# What you have to do
Below are some entries; can you quote all of them exactly?

# Extracted material
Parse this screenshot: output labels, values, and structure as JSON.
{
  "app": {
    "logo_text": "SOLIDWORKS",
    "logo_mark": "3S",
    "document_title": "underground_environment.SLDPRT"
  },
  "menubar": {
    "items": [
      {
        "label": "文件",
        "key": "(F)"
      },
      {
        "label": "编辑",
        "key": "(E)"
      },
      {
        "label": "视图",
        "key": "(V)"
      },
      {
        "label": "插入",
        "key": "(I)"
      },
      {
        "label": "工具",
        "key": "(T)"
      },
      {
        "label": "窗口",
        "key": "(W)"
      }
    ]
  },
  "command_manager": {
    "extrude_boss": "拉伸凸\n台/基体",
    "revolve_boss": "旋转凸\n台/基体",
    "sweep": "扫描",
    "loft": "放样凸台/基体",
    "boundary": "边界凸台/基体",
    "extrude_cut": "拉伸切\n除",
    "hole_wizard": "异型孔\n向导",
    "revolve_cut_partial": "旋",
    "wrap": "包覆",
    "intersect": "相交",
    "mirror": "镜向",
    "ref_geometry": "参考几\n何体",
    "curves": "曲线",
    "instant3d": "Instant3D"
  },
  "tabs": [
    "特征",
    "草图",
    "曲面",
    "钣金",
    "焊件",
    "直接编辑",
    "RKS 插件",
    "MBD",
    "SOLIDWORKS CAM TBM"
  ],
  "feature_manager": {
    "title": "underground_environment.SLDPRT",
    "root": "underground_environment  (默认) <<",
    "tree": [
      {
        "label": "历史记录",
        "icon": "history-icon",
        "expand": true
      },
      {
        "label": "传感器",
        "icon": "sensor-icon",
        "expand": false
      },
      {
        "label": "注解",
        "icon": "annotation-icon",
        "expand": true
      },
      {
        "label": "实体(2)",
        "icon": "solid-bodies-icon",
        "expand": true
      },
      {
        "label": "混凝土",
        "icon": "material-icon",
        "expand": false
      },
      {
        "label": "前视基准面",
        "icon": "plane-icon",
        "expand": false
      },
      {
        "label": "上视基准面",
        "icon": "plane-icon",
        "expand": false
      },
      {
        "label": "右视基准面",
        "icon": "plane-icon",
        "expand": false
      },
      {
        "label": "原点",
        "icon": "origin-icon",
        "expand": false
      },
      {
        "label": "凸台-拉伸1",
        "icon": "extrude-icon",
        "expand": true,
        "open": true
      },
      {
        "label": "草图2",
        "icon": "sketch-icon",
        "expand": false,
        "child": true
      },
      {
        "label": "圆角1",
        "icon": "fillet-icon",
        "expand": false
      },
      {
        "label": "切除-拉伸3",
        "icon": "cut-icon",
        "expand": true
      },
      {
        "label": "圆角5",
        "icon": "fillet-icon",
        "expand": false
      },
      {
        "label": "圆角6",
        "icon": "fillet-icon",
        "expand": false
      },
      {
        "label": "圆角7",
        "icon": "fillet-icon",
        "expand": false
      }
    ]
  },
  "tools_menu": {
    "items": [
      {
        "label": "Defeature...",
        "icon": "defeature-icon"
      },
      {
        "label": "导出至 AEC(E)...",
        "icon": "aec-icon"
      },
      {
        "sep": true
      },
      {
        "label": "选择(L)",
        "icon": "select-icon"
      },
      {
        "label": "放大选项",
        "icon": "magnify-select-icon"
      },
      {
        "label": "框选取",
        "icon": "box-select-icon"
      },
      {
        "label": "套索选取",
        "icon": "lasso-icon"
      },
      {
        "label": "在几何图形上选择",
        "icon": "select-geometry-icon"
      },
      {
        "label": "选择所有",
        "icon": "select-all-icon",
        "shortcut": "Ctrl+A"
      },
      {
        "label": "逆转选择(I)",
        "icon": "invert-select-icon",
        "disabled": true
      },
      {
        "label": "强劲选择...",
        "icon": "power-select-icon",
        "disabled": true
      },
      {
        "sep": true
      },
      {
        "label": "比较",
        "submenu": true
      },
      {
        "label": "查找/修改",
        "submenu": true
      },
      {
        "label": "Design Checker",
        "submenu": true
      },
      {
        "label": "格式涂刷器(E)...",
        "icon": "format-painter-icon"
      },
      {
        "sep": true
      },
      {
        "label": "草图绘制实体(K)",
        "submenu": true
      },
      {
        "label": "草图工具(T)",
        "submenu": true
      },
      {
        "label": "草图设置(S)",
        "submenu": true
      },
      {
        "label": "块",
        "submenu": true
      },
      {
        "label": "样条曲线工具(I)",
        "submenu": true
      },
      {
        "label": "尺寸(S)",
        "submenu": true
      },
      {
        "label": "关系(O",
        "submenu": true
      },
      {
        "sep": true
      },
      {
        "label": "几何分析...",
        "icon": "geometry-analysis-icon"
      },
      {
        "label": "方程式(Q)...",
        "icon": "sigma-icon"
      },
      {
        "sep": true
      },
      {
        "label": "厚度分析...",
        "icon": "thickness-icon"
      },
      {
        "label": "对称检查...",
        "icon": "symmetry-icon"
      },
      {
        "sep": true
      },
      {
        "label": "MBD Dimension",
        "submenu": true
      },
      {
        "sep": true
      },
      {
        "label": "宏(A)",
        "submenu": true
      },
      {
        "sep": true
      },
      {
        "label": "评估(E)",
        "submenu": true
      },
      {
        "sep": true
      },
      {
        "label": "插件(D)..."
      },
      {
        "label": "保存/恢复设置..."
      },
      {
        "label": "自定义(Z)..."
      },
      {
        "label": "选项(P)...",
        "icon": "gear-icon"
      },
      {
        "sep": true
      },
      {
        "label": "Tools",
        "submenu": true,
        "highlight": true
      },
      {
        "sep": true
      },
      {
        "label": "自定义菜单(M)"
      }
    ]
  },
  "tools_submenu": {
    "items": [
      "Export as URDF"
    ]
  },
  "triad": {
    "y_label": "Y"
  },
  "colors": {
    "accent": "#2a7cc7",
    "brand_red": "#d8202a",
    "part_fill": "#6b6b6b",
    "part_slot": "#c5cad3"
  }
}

# Complete output
Parse this screenshot: output labels, values, and structure as JSON.
{
  "app": {
    "logo_text": "SOLIDWORKS",
    "logo_mark": "3S",
    "document_title": "underground_environment.SLDPRT"
  },
  "menubar": {
    "items": [
      {
        "label": "文件",
        "key": "(F)"
      },
      {
        "label": "编辑",
        "key": "(E)"
      },
      {
        "label": "视图",
        "key": "(V)"
      },
      {
        "label": "插入",
        "key": "(I)"
      },
      {
        "label": "工具",
        "key": "(T)"
      },
      {
        "label": "窗口",
        "key": "(W)"
      }
    ]
  },
  "command_manager": {
    "extrude_boss": "拉伸凸\n台/基体",
    "revolve_boss": "旋转凸\n台/基体",
    "sweep": "扫描",
    "loft": "放样凸台/基体",
    "boundary": "边界凸台/基体",
    "extrude_cut": "拉伸切\n除",
    "hole_wizard": "异型孔\n向导",
    "revolve_cut_partial": "旋",
    "wrap": "包覆",
    "intersect": "相交",
    "mirror": "镜向",
    "ref_geometry": "参考几\n何体",
    "curves": "曲线",
    "instant3d": "Instant3D"
  },
  "tabs": [
    "特征",
    "草图",
    "曲面",
    "钣金",
    "焊件",
    "直接编辑",
    "RKS 插件",
    "MBD",
    "SOLIDWORKS CAM TBM"
  ],
  "feature_manager": {
    "title": "underground_environment.SLDPRT",
    "root": "underground_environment  (默认) <<",
    "tree": [
      {
        "label": "历史记录",
        "icon": "history-icon",
        "expand": true
      },
      {
        "label": "传感器",
        "icon": "sensor-icon",
        "expand": false
      },
      {
        "label": "注解",
        "icon": "annotation-icon",
        "expand": true
      },
      {
        "label": "实体(2)",
        "icon": "solid-bodies-icon",
        "expand": true
      },
      {
        "label": "混凝土",
        "icon": "material-icon",
        "expand": false
      },
      {
        "label": "前视基准面",
        "icon": "plane-icon",
        "expand": false
      },
      {
        "label": "上视基准面",
        "icon": "plane-icon",
        "expand": false
      },
      {
        "label": "右视基准面",
        "icon": "plane-icon",
        "expand": false
      },
      {
        "label": "原点",
        "icon": "origin-icon",
        "expand": false
      },
      {
        "label": "凸台-拉伸1",
        "icon": "extrude-icon",
        "expand": true,
        "open": true
      },
      {
        "label": "草图2",
        "icon": "sketch-icon",
        "expand": false,
        "child": true
      },
      {
        "label": "圆角1",
        "icon": "fillet-icon",
        "expand": false
      },
      {
        "label": "切除-拉伸3",
        "icon": "cut-icon",
        "expand": true
      },
      {
        "label": "圆角5",
        "icon": "fillet-icon",
        "expand": false
      },
      {
        "label": "圆角6",
        "icon": "fillet-icon",
        "expand": false
      },
      {
        "label": "圆角7",
        "icon": "fillet-icon",
        "expand": false
      }
    ]
  },
  "tools_menu": {
    "items": [
      {
        "label": "Defeature...",
        "icon": "defeature-icon"
      },
      {
        "label": "导出至 AEC(E)...",
        "icon": "aec-icon"
      },
      {
        "sep": true
      },
      {
        "label": "选择(L)",
        "icon": "select-icon"
      },
      {
        "label": "放大选项",
        "icon": "magnify-select-icon"
      },
      {
        "label": "框选取",
        "icon": "box-select-icon"
      },
      {
        "label": "套索选取",
        "icon": "lasso-icon"
      },
      {
        "label": "在几何图形上选择",
        "icon": "select-geometry-icon"
      },
      {
        "label": "选择所有",
        "icon": "select-all-icon",
        "shortcut": "Ctrl+A"
      },
      {
        "label": "逆转选择(I)",
        "icon": "invert-select-icon",
        "disabled": true
      },
      {
        "label": "强劲选择...",
        "icon": "power-select-icon",
        "disabled": true
      },
      {
        "sep": true
      },
      {
        "label": "比较",
        "submenu": true
      },
      {
        "label": "查找/修改",
        "submenu": true
      },
      {
        "label": "Design Checker",
        "submenu": true
      },
      {
        "label": "格式涂刷器(E)...",
        "icon": "format-painter-icon"
      },
      {
        "sep": true
      },
      {
        "label": "草图绘制实体(K)",
        "submenu": true
      },
      {
        "label": "草图工具(T)",
        "submenu": true
      },
      {
        "label": "草图设置(S)",
        "submenu": true
      },
      {
        "label": "块",
        "submenu": true
      },
      {
        "label": "样条曲线工具(I)",
        "submenu": true
      },
      {
        "label": "尺寸(S)",
        "submenu": true
      },
      {
        "label": "关系(O",
        "submenu": true
      },
      {
        "sep": true
      },
      {
        "label": "几何分析...",
        "icon": "geometry-analysis-icon"
      },
      {
        "label": "方程式(Q)...",
        "icon": "sigma-icon"
      },
      {
        "sep": true
      },
      {
        "label": "厚度分析...",
        "icon": "thickness-icon"
      },
      {
        "label": "对称检查...",
        "icon": "symmetry-icon"
      },
      {
        "sep": true
      },
      {
        "label": "MBD Dimension",
        "submenu": true
      },
      {
        "sep": true
      },
      {
        "label": "宏(A)",
        "submenu": true
      },
      {
        "sep": true
      },
      {
        "label": "评估(E)",
        "submenu": true
      },
      {
        "sep": true
      },
      {
        "label": "插件(D)..."
      },
      {
        "label": "保存/恢复设置..."
      },
      {
        "label": "自定义(Z)..."
      },
      {
        "label": "选项(P)...",
        "icon": "gear-icon"
      },
      {
        "sep": true
      },
      {
        "label": "Tools",
        "submenu": true,
        "highlight": true
      },
      {
        "sep": true
      },
      {
        "label": "自定义菜单(M)"
      }
    ]
  },
  "tools_submenu": {
    "items": [
      "Export as URDF"
    ]
  },
  "triad": {
    "y_label": "Y"
  },
  "colors": {
    "accent": "#2a7cc7",
    "brand_red": "#d8202a",
    "part_fill": "#6b6b6b",
    "part_slot": "#c5cad3"
  }
}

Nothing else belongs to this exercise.